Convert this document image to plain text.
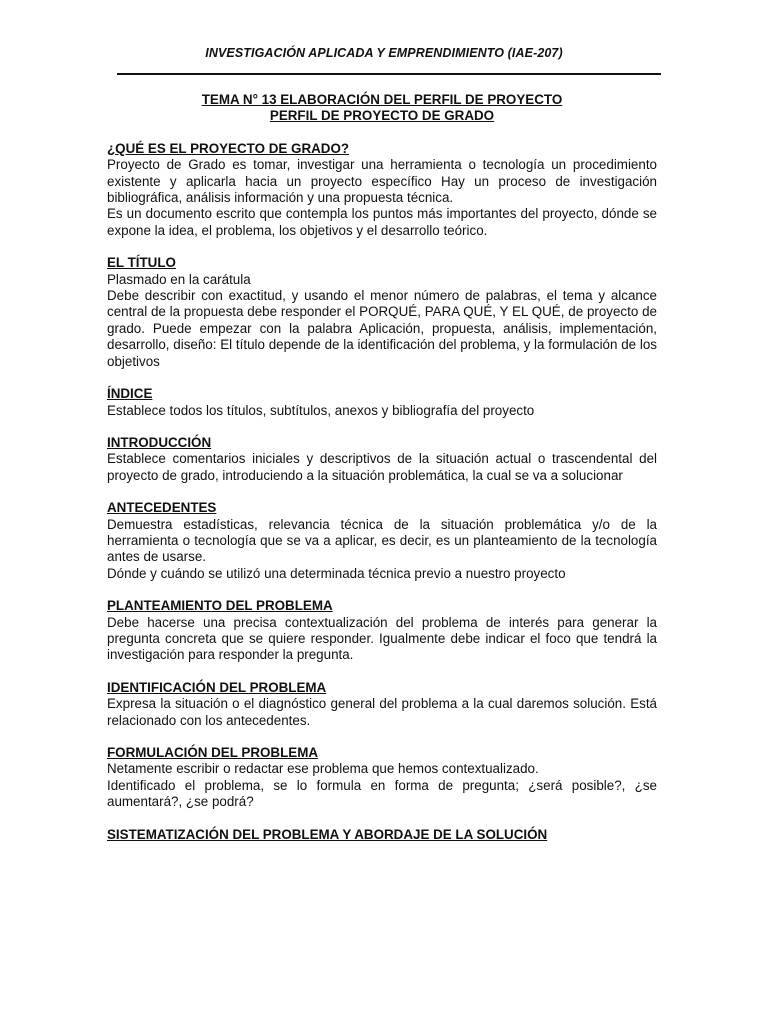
INVESTIGACIÓN APLICADA Y EMPRENDIMIENTO (IAE-207)
TEMA N° 13 ELABORACIÓN DEL PERFIL DE PROYECTO
PERFIL DE PROYECTO DE GRADO
¿QUÉ ES EL PROYECTO DE GRADO?

Proyecto de Grado es tomar, investigar una herramienta o tecnología un procedimiento existente y aplicarla hacia un proyecto específico Hay un proceso de investigación bibliográfica, análisis información y una propuesta técnica.

Es un documento escrito que contempla los puntos más importantes del proyecto, dónde se expone la idea, el problema, los objetivos y el desarrollo teórico.

EL TÍTULO

Plasmado en la carátula

Debe describir con exactitud, y usando el menor número de palabras, el tema y alcance central de la propuesta debe responder el PORQUÉ, PARA QUÉ, Y EL QUÉ, de proyecto de grado. Puede empezar con la palabra Aplicación, propuesta, análisis, implementación, desarrollo, diseño: El título depende de la identificación del problema, y la formulación de los objetivos

ÍNDICE

Establece todos los títulos, subtítulos, anexos y bibliografía del proyecto

INTRODUCCIÓN

Establece comentarios iniciales y descriptivos de la situación actual o trascendental del proyecto de grado, introduciendo a la situación problemática, la cual se va a solucionar

ANTECEDENTES

Demuestra estadísticas, relevancia técnica de la situación problemática y/o de la herramienta o tecnología que se va a aplicar, es decir, es un planteamiento de la tecnología antes de usarse.

Dónde y cuándo se utilizó una determinada técnica previo a nuestro proyecto

PLANTEAMIENTO DEL PROBLEMA

Debe hacerse una precisa contextualización del problema de interés para generar la pregunta concreta que se quiere responder. Igualmente debe indicar el foco que tendrá la investigación para responder la pregunta.

IDENTIFICACIÓN DEL PROBLEMA

Expresa la situación o el diagnóstico general del problema a la cual daremos solución. Está relacionado con los antecedentes.

FORMULACIÓN DEL PROBLEMA

Netamente escribir o redactar ese problema que hemos contextualizado.

Identificado el problema, se lo formula en forma de pregunta; ¿será posible?, ¿se aumentará?, ¿se podrá?

SISTEMATIZACIÓN DEL PROBLEMA Y ABORDAJE DE LA SOLUCIÓN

=====

Objective » Quote every record above exactly, omitting any pictures they contain.

Result of the task »
Convert this document image to plain text.
INVESTIGACIÓN APLICADA Y EMPRENDIMIENTO (IAE-207)
TEMA N° 13 ELABORACIÓN DEL PERFIL DE PROYECTO
PERFIL DE PROYECTO DE GRADO
¿QUÉ ES EL PROYECTO DE GRADO?

Proyecto de Grado es tomar, investigar una herramienta o tecnología un procedimiento existente y aplicarla hacia un proyecto específico Hay un proceso de investigación bibliográfica, análisis información y una propuesta técnica.

Es un documento escrito que contempla los puntos más importantes del proyecto, dónde se expone la idea, el problema, los objetivos y el desarrollo teórico.

EL TÍTULO

Plasmado en la carátula

Debe describir con exactitud, y usando el menor número de palabras, el tema y alcance central de la propuesta debe responder el PORQUÉ, PARA QUÉ, Y EL QUÉ, de proyecto de grado. Puede empezar con la palabra Aplicación, propuesta, análisis, implementación, desarrollo, diseño: El título depende de la identificación del problema, y la formulación de los objetivos

ÍNDICE

Establece todos los títulos, subtítulos, anexos y bibliografía del proyecto

INTRODUCCIÓN

Establece comentarios iniciales y descriptivos de la situación actual o trascendental del proyecto de grado, introduciendo a la situación problemática, la cual se va a solucionar

ANTECEDENTES

Demuestra estadísticas, relevancia técnica de la situación problemática y/o de la herramienta o tecnología que se va a aplicar, es decir, es un planteamiento de la tecnología antes de usarse.

Dónde y cuándo se utilizó una determinada técnica previo a nuestro proyecto

PLANTEAMIENTO DEL PROBLEMA

Debe hacerse una precisa contextualización del problema de interés para generar la pregunta concreta que se quiere responder. Igualmente debe indicar el foco que tendrá la investigación para responder la pregunta.

IDENTIFICACIÓN DEL PROBLEMA

Expresa la situación o el diagnóstico general del problema a la cual daremos solución. Está relacionado con los antecedentes.

FORMULACIÓN DEL PROBLEMA

Netamente escribir o redactar ese problema que hemos contextualizado.

Identificado el problema, se lo formula en forma de pregunta; ¿será posible?, ¿se aumentará?, ¿se podrá?

SISTEMATIZACIÓN DEL PROBLEMA Y ABORDAJE DE LA SOLUCIÓN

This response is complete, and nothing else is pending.